• [Exercise prompt]: Your task is to write out the complete listing exactly as it is shown.

• [Saved data entries]:
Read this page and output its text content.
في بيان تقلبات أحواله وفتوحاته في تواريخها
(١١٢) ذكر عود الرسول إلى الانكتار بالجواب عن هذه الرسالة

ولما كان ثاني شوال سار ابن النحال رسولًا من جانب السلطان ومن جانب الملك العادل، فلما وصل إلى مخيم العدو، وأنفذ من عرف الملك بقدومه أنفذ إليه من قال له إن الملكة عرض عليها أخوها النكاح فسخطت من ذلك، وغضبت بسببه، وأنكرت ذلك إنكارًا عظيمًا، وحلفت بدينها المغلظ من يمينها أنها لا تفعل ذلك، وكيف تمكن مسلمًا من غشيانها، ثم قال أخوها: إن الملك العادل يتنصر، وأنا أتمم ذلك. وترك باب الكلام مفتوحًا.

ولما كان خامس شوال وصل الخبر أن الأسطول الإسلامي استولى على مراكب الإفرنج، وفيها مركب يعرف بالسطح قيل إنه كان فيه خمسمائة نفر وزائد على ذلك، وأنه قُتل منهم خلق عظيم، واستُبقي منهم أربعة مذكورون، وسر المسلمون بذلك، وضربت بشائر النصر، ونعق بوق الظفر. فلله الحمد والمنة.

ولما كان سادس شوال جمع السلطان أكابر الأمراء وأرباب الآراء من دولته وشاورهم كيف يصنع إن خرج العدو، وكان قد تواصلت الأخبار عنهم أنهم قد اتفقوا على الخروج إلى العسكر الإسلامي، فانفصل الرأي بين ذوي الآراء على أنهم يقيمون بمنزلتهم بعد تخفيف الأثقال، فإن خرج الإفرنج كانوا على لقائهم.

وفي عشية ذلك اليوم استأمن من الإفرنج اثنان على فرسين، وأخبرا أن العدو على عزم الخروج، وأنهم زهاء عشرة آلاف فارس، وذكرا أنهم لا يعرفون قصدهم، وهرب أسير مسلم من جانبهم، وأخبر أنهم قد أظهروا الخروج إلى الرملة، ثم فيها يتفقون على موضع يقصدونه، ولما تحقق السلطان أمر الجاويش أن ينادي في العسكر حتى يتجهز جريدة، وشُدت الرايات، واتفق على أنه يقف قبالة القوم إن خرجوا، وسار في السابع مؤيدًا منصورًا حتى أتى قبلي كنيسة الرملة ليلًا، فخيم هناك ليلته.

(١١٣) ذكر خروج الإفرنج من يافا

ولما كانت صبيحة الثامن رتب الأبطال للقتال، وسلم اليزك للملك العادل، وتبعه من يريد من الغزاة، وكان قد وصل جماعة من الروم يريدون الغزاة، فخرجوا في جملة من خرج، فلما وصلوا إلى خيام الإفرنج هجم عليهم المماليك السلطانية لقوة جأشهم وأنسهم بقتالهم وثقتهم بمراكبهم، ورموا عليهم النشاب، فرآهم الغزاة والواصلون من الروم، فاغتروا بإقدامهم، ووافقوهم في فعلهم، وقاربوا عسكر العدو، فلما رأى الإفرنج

• [Correct result]:
Read this page and output its text content.
في بيان تقلبات أحواله وفتوحاته في تواريخها
(١١٢) ذكر عود الرسول إلى الانكتار بالجواب عن هذه الرسالة

ولما كان ثاني شوال سار ابن النحال رسولًا من جانب السلطان ومن جانب الملك العادل، فلما وصل إلى مخيم العدو، وأنفذ من عرف الملك بقدومه أنفذ إليه من قال له إن الملكة عرض عليها أخوها النكاح فسخطت من ذلك، وغضبت بسببه، وأنكرت ذلك إنكارًا عظيمًا، وحلفت بدينها المغلظ من يمينها أنها لا تفعل ذلك، وكيف تمكن مسلمًا من غشيانها، ثم قال أخوها: إن الملك العادل يتنصر، وأنا أتمم ذلك. وترك باب الكلام مفتوحًا.

ولما كان خامس شوال وصل الخبر أن الأسطول الإسلامي استولى على مراكب الإفرنج، وفيها مركب يعرف بالسطح قيل إنه كان فيه خمسمائة نفر وزائد على ذلك، وأنه قُتل منهم خلق عظيم، واستُبقي منهم أربعة مذكورون، وسر المسلمون بذلك، وضربت بشائر النصر، ونعق بوق الظفر. فلله الحمد والمنة.

ولما كان سادس شوال جمع السلطان أكابر الأمراء وأرباب الآراء من دولته وشاورهم كيف يصنع إن خرج العدو، وكان قد تواصلت الأخبار عنهم أنهم قد اتفقوا على الخروج إلى العسكر الإسلامي، فانفصل الرأي بين ذوي الآراء على أنهم يقيمون بمنزلتهم بعد تخفيف الأثقال، فإن خرج الإفرنج كانوا على لقائهم.

وفي عشية ذلك اليوم استأمن من الإفرنج اثنان على فرسين، وأخبرا أن العدو على عزم الخروج، وأنهم زهاء عشرة آلاف فارس، وذكرا أنهم لا يعرفون قصدهم، وهرب أسير مسلم من جانبهم، وأخبر أنهم قد أظهروا الخروج إلى الرملة، ثم فيها يتفقون على موضع يقصدونه، ولما تحقق السلطان أمر الجاويش أن ينادي في العسكر حتى يتجهز جريدة، وشُدت الرايات، واتفق على أنه يقف قبالة القوم إن خرجوا، وسار في السابع مؤيدًا منصورًا حتى أتى قبلي كنيسة الرملة ليلًا، فخيم هناك ليلته.

(١١٣) ذكر خروج الإفرنج من يافا

ولما كانت صبيحة الثامن رتب الأبطال للقتال، وسلم اليزك للملك العادل، وتبعه من يريد من الغزاة، وكان قد وصل جماعة من الروم يريدون الغزاة، فخرجوا في جملة من خرج، فلما وصلوا إلى خيام الإفرنج هجم عليهم المماليك السلطانية لقوة جأشهم وأنسهم بقتالهم وثقتهم بمراكبهم، ورموا عليهم النشاب، فرآهم الغزاة والواصلون من الروم، فاغتروا بإقدامهم، ووافقوهم في فعلهم، وقاربوا عسكر العدو، فلما رأى الإفرنج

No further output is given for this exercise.